__Supplied material__.
* Start *
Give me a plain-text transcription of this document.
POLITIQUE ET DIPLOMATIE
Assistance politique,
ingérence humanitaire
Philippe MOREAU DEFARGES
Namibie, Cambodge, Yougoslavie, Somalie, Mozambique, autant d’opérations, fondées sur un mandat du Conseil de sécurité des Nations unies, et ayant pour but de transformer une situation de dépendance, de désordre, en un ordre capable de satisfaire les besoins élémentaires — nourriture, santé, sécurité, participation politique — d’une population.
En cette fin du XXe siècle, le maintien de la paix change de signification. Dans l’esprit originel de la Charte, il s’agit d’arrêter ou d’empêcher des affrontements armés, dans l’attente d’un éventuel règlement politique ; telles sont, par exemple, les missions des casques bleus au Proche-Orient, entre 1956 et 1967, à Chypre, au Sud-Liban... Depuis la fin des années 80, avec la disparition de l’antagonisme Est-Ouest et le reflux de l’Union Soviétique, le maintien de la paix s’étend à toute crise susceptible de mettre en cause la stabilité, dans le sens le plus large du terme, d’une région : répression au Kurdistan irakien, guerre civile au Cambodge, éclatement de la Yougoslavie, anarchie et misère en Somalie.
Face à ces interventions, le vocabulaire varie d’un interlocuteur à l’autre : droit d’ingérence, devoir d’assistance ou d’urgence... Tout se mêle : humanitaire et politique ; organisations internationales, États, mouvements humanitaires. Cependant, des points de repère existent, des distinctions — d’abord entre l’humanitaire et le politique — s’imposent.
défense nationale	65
* End *
__What is asked__. Make an exact copy of the records.

__Written solution__.
Give me a plain-text transcription of this document.
POLITIQUE ET DIPLOMATIE
Assistance politique,
ingérence humanitaire
Philippe MOREAU DEFARGES
Namibie, Cambodge, Yougoslavie, Somalie, Mozambique, autant d’opérations, fondées sur un mandat du Conseil de sécurité des Nations unies, et ayant pour but de transformer une situation de dépendance, de désordre, en un ordre capable de satisfaire les besoins élémentaires — nourriture, santé, sécurité, participation politique — d’une population.
En cette fin du XXe siècle, le maintien de la paix change de signification. Dans l’esprit originel de la Charte, il s’agit d’arrêter ou d’empêcher des affrontements armés, dans l’attente d’un éventuel règlement politique ; telles sont, par exemple, les missions des casques bleus au Proche-Orient, entre 1956 et 1967, à Chypre, au Sud-Liban... Depuis la fin des années 80, avec la disparition de l’antagonisme Est-Ouest et le reflux de l’Union Soviétique, le maintien de la paix s’étend à toute crise susceptible de mettre en cause la stabilité, dans le sens le plus large du terme, d’une région : répression au Kurdistan irakien, guerre civile au Cambodge, éclatement de la Yougoslavie, anarchie et misère en Somalie.
Face à ces interventions, le vocabulaire varie d’un interlocuteur à l’autre : droit d’ingérence, devoir d’assistance ou d’urgence... Tout se mêle : humanitaire et politique ; organisations internationales, États, mouvements humanitaires. Cependant, des points de repère existent, des distinctions — d’abord entre l’humanitaire et le politique — s’imposent.
défense nationale	65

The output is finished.